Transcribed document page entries
--
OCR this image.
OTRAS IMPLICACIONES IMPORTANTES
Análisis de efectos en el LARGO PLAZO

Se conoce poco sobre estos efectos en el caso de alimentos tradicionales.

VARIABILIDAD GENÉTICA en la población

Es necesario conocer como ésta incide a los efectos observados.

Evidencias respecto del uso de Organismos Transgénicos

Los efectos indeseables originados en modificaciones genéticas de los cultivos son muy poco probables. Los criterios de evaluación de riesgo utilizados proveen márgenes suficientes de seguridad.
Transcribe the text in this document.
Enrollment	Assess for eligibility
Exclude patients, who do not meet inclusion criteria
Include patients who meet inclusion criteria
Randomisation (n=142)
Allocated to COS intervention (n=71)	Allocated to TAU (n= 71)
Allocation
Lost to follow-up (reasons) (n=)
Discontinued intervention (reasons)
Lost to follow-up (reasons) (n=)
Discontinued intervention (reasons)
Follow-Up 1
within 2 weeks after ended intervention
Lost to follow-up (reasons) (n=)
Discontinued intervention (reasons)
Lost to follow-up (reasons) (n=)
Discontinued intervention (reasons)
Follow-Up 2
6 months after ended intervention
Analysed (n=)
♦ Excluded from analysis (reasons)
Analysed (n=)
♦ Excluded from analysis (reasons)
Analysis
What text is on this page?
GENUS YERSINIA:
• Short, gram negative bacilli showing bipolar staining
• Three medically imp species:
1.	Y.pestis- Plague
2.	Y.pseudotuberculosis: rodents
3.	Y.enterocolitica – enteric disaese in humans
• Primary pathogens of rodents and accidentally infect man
--
PROBLEM TO WORK ON: Which lines of the data include the string "this"? Copy each of them.

ANSWER TO THE EXERCISE:
OCR this image.
Transcribe the text in this document.
What text is on this page?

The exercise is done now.